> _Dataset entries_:
....

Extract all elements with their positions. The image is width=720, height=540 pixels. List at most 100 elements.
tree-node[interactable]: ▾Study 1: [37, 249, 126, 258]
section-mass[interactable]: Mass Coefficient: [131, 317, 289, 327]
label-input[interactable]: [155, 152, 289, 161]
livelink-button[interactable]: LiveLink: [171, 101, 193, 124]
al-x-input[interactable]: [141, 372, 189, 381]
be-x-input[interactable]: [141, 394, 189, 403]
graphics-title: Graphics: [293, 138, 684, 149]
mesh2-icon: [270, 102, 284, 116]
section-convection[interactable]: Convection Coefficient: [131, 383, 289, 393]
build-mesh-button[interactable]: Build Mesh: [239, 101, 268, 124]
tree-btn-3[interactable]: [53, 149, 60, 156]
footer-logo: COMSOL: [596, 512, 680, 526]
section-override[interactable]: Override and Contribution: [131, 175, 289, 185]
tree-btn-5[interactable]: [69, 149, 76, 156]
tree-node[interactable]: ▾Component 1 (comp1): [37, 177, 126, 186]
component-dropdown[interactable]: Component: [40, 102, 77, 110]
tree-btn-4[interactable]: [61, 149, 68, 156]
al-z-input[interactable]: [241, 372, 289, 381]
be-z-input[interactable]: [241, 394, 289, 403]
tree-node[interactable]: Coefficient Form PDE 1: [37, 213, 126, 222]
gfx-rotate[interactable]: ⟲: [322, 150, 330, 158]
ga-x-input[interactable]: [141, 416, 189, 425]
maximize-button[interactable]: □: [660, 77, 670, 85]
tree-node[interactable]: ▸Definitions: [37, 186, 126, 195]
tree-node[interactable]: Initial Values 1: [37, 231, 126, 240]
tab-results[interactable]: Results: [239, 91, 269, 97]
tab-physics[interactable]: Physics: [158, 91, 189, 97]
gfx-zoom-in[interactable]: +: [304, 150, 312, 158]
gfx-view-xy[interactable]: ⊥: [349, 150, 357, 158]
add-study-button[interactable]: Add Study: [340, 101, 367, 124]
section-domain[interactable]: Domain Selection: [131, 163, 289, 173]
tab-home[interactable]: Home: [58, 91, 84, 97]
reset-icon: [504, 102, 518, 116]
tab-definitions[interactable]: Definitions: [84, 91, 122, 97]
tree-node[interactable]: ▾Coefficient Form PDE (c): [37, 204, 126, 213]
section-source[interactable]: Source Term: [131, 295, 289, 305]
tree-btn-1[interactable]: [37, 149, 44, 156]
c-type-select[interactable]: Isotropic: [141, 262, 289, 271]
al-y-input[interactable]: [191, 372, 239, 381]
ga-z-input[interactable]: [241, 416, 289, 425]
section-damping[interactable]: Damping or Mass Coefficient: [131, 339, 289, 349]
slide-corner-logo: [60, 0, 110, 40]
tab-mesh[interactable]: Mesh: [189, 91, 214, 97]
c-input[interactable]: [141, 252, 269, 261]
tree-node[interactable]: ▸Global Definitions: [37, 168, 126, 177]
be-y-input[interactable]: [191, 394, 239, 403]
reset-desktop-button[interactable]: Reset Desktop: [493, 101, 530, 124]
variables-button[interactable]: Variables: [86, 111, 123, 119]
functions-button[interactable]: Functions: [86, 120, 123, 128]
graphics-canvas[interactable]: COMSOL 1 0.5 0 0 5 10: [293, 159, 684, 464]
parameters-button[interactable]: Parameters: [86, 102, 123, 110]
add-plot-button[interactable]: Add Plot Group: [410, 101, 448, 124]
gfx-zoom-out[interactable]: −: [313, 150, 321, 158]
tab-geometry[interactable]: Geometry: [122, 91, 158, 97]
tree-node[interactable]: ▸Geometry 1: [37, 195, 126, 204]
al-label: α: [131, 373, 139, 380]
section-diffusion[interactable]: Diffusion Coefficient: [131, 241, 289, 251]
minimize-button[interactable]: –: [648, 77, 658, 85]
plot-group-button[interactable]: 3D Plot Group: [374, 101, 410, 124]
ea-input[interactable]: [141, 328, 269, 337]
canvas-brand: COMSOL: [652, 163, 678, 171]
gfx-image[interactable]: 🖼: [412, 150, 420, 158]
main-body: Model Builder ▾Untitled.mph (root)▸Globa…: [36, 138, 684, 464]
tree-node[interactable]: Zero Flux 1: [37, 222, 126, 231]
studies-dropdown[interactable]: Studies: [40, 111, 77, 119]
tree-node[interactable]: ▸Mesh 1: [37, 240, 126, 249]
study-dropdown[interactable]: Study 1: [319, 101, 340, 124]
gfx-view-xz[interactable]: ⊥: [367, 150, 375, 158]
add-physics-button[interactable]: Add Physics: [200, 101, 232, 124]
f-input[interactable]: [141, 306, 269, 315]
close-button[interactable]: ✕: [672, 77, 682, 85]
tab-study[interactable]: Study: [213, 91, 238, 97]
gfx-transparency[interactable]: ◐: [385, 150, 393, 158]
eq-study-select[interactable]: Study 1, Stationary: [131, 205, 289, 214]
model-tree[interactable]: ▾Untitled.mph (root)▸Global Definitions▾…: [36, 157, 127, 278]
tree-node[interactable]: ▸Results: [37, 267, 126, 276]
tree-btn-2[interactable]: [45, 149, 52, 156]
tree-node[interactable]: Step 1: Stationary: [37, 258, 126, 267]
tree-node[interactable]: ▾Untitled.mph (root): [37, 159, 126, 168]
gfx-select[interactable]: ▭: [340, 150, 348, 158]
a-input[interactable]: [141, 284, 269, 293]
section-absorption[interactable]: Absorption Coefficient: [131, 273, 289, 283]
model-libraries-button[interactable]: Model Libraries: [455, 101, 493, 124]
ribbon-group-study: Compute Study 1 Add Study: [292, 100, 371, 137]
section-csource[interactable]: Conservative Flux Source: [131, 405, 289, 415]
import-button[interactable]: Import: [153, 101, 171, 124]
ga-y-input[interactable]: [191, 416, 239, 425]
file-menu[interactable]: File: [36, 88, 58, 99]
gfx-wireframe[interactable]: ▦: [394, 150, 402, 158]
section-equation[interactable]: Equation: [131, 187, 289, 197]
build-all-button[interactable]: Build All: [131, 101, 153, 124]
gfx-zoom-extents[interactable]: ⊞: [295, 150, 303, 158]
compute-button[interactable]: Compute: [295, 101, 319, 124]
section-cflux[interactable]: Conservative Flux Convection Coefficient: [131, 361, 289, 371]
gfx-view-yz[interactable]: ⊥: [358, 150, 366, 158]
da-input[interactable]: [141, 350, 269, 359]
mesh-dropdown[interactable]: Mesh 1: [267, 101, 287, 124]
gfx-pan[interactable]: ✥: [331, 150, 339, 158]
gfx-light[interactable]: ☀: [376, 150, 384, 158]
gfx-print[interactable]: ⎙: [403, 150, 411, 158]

....

> _Problem details_: Pull out every line from the entries above that contains the string "Physics".

> _The answer_:
tab-physics[interactable]: Physics: [158, 91, 189, 97]
add-physics-button[interactable]: Add Physics: [200, 101, 232, 124]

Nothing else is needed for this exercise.